**Requirements:**
Everything from the line containing "Output a JSON" down to the last line of the entries below must be transcribed exactly, and nothing else.

**Task material:**
· · ·
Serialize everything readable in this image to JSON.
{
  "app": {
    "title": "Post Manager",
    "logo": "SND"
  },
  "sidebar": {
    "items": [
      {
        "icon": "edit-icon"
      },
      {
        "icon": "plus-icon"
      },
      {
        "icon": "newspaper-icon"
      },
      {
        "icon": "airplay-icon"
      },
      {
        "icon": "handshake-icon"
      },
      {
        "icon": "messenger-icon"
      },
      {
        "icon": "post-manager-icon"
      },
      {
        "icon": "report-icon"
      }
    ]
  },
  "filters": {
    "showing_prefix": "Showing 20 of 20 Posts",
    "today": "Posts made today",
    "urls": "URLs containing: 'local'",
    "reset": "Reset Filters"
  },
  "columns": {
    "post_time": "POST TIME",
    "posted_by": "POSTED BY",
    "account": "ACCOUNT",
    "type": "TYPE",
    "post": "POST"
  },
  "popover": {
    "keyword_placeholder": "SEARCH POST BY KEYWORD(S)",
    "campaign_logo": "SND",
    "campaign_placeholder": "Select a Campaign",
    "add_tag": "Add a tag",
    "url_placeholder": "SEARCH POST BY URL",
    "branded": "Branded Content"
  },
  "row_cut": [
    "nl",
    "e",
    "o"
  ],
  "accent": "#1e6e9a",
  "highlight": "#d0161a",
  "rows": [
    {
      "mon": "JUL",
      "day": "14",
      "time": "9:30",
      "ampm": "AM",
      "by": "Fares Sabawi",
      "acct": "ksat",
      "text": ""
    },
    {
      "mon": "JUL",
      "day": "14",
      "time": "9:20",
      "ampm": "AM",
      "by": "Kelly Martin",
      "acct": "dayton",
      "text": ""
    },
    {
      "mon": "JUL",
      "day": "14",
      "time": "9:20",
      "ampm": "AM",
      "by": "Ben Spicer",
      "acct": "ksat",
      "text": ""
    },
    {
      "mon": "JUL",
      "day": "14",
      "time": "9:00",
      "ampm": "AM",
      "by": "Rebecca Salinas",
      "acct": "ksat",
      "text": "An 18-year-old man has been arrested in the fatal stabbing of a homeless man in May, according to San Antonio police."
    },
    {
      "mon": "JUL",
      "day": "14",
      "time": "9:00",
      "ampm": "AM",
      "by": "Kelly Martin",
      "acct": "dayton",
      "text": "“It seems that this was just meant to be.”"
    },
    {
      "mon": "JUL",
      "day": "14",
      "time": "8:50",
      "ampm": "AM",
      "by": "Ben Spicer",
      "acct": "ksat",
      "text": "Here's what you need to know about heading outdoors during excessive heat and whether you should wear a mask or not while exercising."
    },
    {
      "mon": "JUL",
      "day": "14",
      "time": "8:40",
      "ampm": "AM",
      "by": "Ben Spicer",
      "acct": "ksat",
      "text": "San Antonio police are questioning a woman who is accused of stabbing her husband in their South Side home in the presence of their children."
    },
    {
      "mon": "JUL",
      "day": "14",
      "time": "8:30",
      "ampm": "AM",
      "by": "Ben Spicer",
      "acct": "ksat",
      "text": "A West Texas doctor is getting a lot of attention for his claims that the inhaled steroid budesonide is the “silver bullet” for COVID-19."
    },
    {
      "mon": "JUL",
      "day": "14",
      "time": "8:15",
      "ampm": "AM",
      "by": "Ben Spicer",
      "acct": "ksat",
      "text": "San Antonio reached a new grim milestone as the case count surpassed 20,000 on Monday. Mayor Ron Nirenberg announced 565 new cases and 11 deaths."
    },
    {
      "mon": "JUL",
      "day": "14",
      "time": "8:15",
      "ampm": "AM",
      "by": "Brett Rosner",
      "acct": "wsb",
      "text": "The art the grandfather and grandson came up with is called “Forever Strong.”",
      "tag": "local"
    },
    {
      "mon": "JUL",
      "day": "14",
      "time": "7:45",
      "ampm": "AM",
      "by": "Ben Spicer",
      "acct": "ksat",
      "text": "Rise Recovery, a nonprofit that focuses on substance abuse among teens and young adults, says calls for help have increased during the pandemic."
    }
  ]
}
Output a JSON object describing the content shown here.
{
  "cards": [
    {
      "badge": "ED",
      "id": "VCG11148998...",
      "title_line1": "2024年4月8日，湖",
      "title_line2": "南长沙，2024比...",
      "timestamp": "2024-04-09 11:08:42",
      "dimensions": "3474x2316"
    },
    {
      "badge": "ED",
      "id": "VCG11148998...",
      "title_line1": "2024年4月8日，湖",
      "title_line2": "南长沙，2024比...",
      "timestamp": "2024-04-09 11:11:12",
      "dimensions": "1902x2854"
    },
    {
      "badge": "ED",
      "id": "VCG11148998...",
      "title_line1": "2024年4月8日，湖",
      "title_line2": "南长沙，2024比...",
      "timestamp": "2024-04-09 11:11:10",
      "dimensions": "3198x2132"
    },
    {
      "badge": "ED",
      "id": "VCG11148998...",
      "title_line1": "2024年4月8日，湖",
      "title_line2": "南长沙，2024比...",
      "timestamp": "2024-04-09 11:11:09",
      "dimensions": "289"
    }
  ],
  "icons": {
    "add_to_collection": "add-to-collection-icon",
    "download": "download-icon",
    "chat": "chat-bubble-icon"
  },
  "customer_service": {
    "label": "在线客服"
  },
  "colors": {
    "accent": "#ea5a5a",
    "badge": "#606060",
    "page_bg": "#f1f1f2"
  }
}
· · ·
**In response:**
Output a JSON object describing the content shown here.
{
  "cards": [
    {
      "badge": "ED",
      "id": "VCG11148998...",
      "title_line1": "2024年4月8日，湖",
      "title_line2": "南长沙，2024比...",
      "timestamp": "2024-04-09 11:08:42",
      "dimensions": "3474x2316"
    },
    {
      "badge": "ED",
      "id": "VCG11148998...",
      "title_line1": "2024年4月8日，湖",
      "title_line2": "南长沙，2024比...",
      "timestamp": "2024-04-09 11:11:12",
      "dimensions": "1902x2854"
    },
    {
      "badge": "ED",
      "id": "VCG11148998...",
      "title_line1": "2024年4月8日，湖",
      "title_line2": "南长沙，2024比...",
      "timestamp": "2024-04-09 11:11:10",
      "dimensions": "3198x2132"
    },
    {
      "badge": "ED",
      "id": "VCG11148998...",
      "title_line1": "2024年4月8日，湖",
      "title_line2": "南长沙，2024比...",
      "timestamp": "2024-04-09 11:11:09",
      "dimensions": "289"
    }
  ],
  "icons": {
    "add_to_collection": "add-to-collection-icon",
    "download": "download-icon",
    "chat": "chat-bubble-icon"
  },
  "customer_service": {
    "label": "在线客服"
  },
  "colors": {
    "accent": "#ea5a5a",
    "badge": "#606060",
    "page_bg": "#f1f1f2"
  }
}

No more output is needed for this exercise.